EXERCISE DESCRIPTION ▸ Copy each line of the data below with the word "obowiązków".

EXTRACTED RECORDS ▸

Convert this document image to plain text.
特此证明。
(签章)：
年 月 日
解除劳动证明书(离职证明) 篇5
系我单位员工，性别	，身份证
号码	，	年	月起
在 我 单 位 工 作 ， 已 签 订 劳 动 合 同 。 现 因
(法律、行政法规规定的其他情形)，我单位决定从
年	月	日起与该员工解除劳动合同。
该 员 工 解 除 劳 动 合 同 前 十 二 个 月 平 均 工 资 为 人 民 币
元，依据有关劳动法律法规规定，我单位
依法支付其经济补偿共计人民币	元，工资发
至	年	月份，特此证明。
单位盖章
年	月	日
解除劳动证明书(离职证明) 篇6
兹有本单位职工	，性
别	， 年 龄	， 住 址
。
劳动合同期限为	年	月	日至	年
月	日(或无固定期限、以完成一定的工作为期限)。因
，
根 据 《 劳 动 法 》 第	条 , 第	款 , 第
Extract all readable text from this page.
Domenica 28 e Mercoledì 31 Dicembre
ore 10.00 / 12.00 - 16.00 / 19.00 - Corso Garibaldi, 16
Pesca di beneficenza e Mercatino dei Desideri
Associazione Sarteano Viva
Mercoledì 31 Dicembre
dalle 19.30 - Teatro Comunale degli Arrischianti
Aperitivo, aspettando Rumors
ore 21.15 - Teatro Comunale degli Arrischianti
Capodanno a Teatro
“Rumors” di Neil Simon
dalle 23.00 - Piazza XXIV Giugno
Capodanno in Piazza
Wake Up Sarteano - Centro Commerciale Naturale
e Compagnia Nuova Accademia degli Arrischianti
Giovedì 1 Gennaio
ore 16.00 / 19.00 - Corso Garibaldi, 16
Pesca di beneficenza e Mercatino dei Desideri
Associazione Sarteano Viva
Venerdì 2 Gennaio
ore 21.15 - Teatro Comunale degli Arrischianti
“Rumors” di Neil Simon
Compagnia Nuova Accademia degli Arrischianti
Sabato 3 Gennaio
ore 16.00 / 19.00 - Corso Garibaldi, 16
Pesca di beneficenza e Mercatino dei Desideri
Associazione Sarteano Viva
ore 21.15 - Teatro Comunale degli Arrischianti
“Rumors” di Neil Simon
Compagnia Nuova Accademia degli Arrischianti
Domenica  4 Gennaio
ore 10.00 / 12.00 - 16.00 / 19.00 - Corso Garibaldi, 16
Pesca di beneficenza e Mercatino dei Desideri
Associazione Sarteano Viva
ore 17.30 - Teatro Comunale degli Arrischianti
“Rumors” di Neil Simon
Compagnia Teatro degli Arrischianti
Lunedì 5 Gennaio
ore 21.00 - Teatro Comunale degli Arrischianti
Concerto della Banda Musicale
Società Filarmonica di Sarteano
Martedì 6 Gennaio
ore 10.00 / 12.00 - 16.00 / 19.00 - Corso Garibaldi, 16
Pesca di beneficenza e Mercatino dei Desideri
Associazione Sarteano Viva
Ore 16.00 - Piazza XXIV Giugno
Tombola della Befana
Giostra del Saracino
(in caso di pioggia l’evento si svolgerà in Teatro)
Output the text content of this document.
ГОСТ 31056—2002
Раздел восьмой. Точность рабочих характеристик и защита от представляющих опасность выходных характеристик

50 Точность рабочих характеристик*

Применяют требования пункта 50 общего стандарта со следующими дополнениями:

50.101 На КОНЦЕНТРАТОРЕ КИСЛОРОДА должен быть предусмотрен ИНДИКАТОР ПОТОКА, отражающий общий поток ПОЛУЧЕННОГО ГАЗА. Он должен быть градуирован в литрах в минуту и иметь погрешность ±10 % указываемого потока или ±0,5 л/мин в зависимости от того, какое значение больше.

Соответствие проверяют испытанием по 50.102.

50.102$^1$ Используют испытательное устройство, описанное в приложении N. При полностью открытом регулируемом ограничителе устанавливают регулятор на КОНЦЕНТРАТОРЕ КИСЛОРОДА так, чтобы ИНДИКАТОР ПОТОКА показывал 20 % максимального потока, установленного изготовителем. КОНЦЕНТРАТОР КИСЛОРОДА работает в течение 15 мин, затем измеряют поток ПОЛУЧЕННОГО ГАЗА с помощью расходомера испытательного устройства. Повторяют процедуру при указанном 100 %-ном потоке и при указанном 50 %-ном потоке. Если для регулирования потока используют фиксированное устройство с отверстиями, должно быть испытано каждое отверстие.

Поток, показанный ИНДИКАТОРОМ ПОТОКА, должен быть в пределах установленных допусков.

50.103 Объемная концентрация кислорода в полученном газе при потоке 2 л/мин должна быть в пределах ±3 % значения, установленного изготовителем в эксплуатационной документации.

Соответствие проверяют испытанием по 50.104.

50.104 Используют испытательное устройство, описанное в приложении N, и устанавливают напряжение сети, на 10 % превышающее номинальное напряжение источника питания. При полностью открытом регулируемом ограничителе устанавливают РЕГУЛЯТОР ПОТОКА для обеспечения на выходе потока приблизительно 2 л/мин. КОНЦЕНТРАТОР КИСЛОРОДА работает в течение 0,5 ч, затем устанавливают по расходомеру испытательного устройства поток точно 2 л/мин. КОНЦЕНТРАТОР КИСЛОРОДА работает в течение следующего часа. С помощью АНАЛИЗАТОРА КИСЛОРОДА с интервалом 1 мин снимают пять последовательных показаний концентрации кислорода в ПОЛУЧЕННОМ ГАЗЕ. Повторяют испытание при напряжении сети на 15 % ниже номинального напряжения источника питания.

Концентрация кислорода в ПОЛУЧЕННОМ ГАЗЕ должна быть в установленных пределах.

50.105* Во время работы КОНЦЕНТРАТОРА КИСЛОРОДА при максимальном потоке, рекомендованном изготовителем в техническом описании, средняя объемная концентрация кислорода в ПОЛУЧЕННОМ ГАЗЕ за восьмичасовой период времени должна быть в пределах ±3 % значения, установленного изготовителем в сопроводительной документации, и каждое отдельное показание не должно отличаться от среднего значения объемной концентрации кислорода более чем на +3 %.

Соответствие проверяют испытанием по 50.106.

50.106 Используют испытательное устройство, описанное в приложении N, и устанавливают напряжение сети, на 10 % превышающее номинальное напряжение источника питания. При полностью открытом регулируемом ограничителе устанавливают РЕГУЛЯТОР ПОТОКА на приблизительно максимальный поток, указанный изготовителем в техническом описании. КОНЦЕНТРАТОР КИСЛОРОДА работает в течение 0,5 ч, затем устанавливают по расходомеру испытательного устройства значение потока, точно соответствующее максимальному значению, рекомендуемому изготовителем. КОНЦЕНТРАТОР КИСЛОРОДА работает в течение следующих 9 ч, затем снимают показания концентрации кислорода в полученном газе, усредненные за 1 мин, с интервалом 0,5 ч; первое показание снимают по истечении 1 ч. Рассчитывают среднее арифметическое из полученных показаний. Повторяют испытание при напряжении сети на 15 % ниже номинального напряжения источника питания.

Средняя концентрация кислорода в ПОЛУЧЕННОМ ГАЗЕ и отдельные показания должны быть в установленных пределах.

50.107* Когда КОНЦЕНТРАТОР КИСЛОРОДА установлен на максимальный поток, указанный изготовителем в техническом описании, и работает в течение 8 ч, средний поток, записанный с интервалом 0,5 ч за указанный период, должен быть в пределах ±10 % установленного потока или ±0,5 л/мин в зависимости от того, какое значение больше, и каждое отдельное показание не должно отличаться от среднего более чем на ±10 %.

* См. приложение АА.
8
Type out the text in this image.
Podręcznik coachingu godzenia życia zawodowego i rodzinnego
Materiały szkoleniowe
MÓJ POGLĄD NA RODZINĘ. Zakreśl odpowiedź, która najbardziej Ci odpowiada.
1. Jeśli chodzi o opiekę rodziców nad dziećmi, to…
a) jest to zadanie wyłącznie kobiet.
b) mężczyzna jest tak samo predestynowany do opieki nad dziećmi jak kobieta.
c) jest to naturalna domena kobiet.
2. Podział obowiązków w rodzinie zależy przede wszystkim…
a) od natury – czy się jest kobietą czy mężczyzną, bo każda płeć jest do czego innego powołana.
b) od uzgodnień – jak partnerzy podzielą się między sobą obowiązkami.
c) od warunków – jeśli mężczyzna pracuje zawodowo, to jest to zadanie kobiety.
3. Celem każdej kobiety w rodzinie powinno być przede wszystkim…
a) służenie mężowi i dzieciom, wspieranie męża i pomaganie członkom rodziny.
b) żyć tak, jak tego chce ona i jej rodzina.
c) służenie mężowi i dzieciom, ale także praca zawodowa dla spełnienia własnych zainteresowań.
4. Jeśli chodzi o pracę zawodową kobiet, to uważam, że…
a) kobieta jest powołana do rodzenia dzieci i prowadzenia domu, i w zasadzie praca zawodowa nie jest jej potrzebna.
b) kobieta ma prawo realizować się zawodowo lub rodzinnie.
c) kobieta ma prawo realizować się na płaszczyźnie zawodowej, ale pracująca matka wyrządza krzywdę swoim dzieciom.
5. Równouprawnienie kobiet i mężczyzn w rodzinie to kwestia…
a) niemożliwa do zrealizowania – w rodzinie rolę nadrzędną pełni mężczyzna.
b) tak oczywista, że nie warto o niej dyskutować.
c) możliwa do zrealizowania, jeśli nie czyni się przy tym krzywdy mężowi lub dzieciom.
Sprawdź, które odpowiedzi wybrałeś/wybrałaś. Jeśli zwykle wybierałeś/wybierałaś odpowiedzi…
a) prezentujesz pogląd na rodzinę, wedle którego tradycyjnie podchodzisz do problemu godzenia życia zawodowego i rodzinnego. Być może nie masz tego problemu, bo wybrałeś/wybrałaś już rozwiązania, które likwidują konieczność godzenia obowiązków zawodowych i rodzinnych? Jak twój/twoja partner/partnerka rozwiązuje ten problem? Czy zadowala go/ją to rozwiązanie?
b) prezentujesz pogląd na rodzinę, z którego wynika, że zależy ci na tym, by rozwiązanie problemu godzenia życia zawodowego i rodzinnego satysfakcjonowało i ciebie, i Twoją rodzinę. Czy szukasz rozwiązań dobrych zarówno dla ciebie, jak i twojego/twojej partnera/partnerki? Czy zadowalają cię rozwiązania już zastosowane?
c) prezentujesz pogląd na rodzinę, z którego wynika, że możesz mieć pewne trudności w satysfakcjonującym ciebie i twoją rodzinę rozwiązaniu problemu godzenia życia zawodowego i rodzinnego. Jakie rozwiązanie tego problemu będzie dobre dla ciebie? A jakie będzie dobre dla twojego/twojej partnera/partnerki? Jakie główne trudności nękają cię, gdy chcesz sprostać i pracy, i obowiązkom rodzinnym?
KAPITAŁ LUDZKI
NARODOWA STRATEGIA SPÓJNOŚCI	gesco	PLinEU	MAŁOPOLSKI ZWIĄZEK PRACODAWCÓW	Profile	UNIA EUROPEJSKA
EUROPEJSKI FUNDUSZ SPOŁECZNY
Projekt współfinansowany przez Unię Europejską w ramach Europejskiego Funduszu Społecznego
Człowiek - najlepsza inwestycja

TASK OUTPUT ▸
2. Podział obowiązków w rodzinie zależy przede wszystkim…
a) prezentujesz pogląd na rodzinę, wedle którego tradycyjnie podchodzisz do problemu godzenia życia zawodowego i rodzinnego. Być może nie masz tego problemu, bo wybrałeś/wybrałaś już rozwiązania, które likwidują konieczność godzenia obowiązków zawodowych i rodzinnych? Jak twój/twoja partner/partnerka rozwiązuje ten problem? Czy zadowala go/ją to rozwiązanie?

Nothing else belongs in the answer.